— Start of The records —

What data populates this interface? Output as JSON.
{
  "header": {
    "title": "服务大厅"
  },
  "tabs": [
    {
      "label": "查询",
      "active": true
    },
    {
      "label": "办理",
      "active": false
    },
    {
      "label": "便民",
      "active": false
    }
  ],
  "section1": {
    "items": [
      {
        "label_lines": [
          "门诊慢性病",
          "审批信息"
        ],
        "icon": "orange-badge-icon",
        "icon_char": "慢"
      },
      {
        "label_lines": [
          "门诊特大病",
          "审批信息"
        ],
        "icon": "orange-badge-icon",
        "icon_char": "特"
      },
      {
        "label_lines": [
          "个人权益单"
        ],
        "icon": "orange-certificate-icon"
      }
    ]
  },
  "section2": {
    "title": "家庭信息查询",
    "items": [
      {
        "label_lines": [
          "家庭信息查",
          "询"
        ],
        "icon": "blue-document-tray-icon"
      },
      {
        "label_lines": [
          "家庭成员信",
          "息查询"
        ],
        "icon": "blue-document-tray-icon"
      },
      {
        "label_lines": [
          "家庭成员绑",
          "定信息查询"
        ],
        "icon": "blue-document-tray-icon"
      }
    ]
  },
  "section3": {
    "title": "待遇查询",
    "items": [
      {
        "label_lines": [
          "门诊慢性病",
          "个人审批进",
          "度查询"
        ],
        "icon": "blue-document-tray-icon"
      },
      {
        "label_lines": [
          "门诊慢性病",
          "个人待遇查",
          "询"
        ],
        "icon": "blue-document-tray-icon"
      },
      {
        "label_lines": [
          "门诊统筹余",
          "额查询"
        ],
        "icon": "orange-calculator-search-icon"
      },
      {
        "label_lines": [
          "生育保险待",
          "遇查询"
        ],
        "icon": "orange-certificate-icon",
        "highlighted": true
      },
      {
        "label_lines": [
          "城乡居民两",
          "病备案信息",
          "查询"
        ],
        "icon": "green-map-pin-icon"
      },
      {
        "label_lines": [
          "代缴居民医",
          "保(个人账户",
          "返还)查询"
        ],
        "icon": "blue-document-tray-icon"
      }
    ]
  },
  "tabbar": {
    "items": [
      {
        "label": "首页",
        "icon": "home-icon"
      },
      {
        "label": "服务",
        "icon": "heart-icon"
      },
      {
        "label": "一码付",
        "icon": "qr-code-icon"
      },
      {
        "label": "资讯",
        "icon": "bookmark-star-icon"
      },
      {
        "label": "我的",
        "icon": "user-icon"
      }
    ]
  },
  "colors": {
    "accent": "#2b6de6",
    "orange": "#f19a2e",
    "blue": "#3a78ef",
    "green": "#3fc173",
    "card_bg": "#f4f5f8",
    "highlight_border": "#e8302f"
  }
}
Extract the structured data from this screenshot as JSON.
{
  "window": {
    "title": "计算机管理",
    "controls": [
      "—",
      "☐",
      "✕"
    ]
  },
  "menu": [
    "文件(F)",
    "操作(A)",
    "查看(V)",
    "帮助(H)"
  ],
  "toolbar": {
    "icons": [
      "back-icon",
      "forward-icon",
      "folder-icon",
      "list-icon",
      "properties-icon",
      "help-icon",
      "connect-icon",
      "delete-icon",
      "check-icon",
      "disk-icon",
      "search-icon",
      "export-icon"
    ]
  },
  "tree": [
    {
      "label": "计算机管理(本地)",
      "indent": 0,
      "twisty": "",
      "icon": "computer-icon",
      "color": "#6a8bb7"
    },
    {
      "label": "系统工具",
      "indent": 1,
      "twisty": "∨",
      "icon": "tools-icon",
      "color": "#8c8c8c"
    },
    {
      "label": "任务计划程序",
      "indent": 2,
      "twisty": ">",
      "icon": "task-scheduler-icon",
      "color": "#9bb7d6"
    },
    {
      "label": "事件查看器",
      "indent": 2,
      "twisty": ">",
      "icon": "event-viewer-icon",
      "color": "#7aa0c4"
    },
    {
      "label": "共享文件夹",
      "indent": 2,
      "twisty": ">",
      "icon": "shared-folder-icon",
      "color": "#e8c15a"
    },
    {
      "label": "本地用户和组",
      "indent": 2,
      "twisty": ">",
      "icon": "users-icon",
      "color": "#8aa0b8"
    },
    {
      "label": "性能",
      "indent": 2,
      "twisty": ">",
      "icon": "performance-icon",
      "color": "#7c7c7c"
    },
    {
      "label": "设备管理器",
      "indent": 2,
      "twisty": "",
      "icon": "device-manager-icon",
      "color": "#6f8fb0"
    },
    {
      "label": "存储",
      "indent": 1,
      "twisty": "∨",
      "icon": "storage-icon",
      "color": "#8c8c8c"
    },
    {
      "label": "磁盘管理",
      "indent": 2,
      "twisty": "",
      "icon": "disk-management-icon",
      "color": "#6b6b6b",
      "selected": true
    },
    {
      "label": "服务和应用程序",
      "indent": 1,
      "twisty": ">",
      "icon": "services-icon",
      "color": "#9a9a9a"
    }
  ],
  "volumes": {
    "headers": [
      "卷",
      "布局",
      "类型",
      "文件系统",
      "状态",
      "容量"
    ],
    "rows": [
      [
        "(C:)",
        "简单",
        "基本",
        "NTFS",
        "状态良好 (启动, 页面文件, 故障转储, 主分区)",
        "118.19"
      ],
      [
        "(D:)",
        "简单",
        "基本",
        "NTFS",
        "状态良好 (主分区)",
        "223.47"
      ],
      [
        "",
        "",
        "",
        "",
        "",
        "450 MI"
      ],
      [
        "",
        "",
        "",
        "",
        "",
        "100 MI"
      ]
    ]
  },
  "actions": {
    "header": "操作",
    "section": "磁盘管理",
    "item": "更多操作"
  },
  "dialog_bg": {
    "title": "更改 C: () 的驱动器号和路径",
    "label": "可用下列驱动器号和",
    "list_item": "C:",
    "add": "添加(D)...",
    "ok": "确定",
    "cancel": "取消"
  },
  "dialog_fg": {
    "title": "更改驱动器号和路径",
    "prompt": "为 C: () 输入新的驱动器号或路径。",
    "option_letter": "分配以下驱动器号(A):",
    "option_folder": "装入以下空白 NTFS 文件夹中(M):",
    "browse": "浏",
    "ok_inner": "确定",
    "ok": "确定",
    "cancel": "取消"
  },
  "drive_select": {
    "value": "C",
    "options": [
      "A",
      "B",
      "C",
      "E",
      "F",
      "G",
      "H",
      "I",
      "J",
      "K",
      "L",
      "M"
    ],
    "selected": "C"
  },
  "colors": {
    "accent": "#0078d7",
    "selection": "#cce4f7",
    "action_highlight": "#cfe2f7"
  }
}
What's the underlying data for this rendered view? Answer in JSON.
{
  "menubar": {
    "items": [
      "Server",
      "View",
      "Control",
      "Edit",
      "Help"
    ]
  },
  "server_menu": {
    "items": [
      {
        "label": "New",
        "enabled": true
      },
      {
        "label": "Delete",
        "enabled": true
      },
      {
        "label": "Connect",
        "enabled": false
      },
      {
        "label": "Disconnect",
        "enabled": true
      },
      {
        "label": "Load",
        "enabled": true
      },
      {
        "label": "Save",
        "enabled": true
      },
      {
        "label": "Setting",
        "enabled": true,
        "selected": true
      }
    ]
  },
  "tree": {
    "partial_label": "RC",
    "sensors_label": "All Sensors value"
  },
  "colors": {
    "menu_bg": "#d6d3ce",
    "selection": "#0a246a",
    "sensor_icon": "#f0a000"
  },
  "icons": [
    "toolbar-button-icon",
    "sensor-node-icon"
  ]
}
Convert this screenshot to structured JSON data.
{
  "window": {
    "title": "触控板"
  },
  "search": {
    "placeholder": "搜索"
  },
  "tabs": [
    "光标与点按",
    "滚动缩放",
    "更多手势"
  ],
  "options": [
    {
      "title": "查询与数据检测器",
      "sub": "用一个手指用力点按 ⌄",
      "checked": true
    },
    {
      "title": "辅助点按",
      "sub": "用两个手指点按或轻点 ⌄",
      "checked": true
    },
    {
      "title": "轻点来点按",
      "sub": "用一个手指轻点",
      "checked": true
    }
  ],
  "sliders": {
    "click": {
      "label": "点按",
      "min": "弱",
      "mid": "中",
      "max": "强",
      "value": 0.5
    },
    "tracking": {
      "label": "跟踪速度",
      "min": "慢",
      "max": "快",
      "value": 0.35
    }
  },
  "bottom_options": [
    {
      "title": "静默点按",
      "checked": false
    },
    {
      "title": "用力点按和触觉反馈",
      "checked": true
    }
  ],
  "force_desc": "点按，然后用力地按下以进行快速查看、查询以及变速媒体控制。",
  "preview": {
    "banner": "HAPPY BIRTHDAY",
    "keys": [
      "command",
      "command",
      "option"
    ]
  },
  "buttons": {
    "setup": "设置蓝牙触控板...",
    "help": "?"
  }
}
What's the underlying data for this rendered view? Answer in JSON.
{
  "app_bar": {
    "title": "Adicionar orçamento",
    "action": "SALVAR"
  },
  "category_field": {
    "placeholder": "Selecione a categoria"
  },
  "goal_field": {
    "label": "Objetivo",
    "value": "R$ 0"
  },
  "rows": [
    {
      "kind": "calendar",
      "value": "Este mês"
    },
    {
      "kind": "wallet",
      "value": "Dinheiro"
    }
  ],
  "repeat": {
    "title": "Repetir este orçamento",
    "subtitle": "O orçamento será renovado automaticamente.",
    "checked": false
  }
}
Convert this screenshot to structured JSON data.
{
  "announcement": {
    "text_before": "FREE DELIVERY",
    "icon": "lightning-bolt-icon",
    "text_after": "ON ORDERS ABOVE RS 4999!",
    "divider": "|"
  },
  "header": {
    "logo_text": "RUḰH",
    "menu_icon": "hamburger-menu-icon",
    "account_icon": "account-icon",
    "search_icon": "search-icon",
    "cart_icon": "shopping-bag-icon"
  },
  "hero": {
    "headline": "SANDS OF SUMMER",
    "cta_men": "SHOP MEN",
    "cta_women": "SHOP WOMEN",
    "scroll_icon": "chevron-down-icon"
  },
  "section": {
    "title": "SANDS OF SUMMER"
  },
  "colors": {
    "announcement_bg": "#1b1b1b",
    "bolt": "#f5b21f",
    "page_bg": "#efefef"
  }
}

— End of The records —

■ Exercise aim:
Of the lines in the listing above, how many hold the string "search"? Reply with the number only.

■ Response to this task:
4